Copy all lines below containing "与立说之古人".

——————————

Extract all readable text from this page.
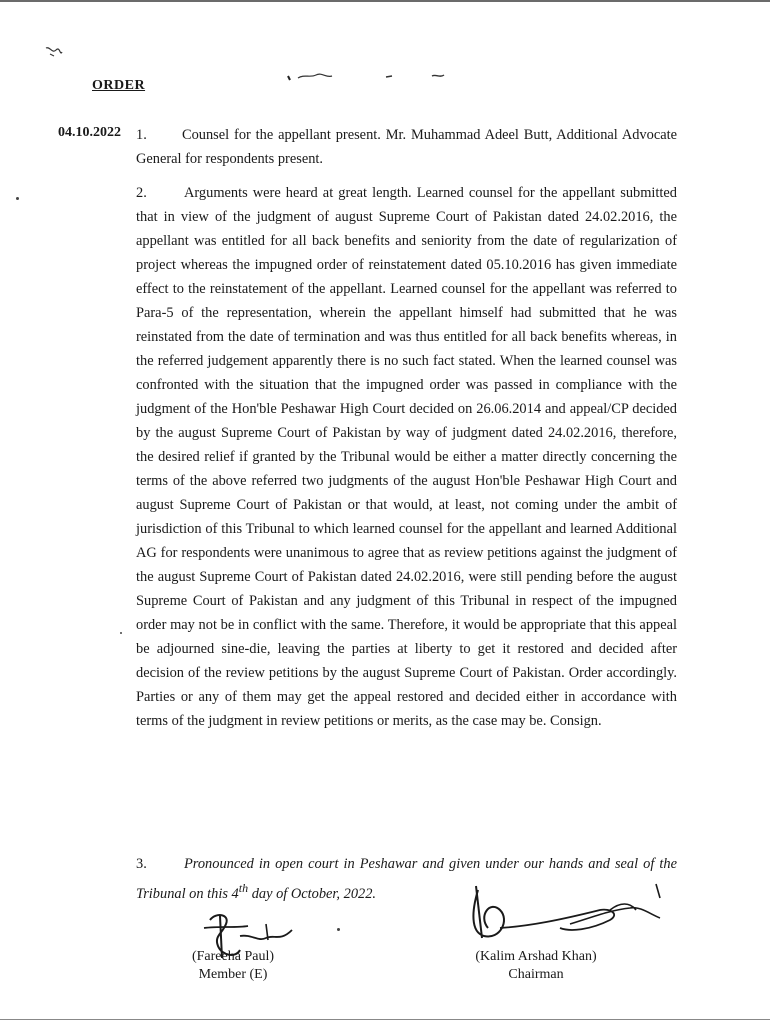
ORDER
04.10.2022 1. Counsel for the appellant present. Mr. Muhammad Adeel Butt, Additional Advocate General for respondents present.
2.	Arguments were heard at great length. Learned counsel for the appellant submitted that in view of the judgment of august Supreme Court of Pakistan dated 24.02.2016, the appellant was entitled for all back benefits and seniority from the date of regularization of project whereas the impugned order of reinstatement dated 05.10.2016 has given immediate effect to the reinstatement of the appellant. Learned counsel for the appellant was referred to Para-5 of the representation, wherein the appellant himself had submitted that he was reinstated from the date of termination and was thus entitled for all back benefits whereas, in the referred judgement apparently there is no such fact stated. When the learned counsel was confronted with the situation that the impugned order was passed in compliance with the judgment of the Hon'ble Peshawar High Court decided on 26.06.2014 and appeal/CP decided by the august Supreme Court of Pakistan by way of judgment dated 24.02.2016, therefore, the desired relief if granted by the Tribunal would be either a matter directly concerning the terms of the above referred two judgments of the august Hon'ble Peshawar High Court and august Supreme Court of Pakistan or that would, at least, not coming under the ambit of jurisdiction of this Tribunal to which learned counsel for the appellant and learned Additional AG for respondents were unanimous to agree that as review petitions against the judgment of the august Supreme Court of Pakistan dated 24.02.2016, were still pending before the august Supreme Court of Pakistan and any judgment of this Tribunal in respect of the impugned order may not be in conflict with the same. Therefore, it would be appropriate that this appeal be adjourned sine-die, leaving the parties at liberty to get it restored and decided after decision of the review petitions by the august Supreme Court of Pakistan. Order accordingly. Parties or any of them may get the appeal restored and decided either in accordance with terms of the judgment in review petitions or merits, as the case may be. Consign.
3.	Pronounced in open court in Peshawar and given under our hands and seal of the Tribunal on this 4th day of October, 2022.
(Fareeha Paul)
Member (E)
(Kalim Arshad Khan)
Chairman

——————————

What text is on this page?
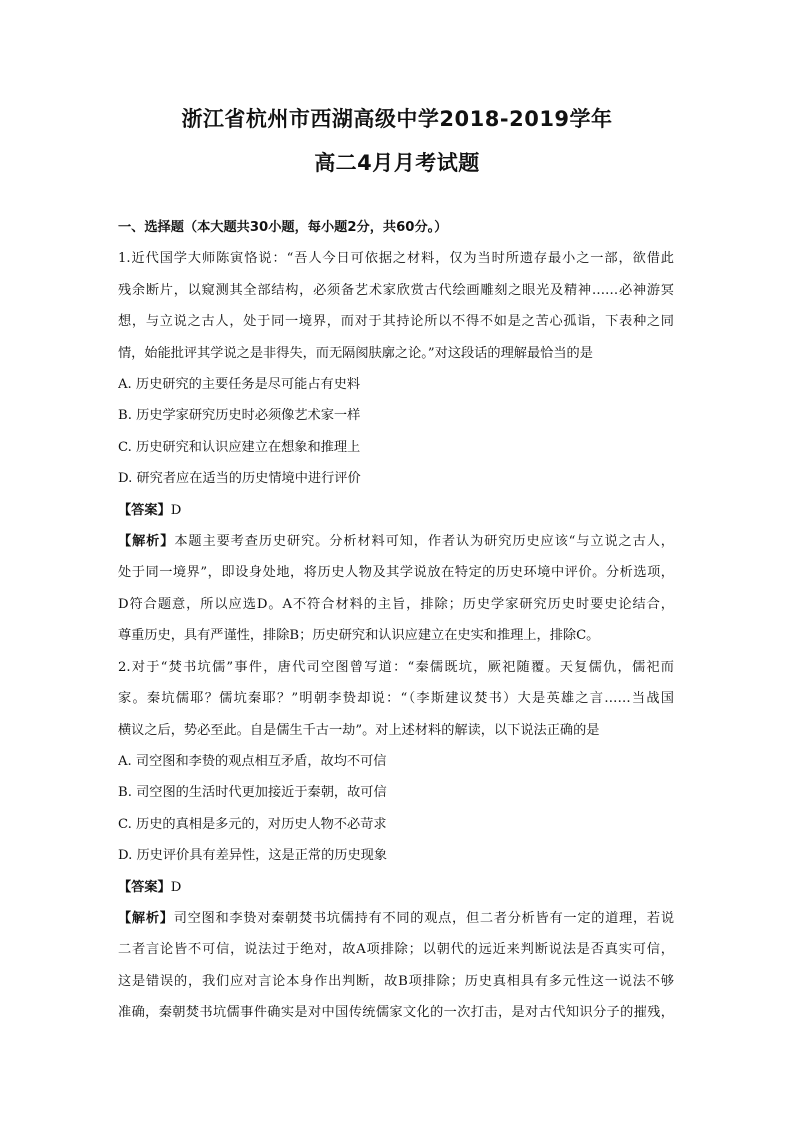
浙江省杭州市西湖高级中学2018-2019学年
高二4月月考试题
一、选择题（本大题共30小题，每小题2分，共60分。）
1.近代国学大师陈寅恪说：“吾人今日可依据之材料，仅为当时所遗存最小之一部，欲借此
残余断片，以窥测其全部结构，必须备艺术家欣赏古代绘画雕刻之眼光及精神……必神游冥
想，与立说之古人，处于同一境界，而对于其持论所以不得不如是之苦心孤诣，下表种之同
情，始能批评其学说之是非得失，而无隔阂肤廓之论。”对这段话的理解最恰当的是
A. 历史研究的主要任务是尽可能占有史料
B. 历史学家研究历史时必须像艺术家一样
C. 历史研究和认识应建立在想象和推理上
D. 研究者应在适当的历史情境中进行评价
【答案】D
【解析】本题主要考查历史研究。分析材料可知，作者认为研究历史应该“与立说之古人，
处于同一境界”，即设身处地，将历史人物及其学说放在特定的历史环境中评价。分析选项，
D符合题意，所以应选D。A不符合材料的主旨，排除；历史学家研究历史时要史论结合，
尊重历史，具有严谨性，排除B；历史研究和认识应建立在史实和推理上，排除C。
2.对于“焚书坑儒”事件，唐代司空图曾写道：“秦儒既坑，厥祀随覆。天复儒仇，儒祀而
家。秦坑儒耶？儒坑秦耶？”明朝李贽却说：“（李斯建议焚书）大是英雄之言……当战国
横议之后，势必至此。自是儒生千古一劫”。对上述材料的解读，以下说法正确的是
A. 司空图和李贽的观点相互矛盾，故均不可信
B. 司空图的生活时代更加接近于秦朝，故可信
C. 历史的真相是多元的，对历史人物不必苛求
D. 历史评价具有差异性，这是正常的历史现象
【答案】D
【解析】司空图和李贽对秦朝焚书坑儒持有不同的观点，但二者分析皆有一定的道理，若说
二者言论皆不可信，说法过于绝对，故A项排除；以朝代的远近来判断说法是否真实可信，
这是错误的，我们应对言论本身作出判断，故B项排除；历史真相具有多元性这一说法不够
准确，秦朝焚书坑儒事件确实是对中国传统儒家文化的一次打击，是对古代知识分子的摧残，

——————————

### [Reply]
想，与立说之古人，处于同一境界，而对于其持论所以不得不如是之苦心孤诣，下表种之同
【解析】本题主要考查历史研究。分析材料可知，作者认为研究历史应该“与立说之古人，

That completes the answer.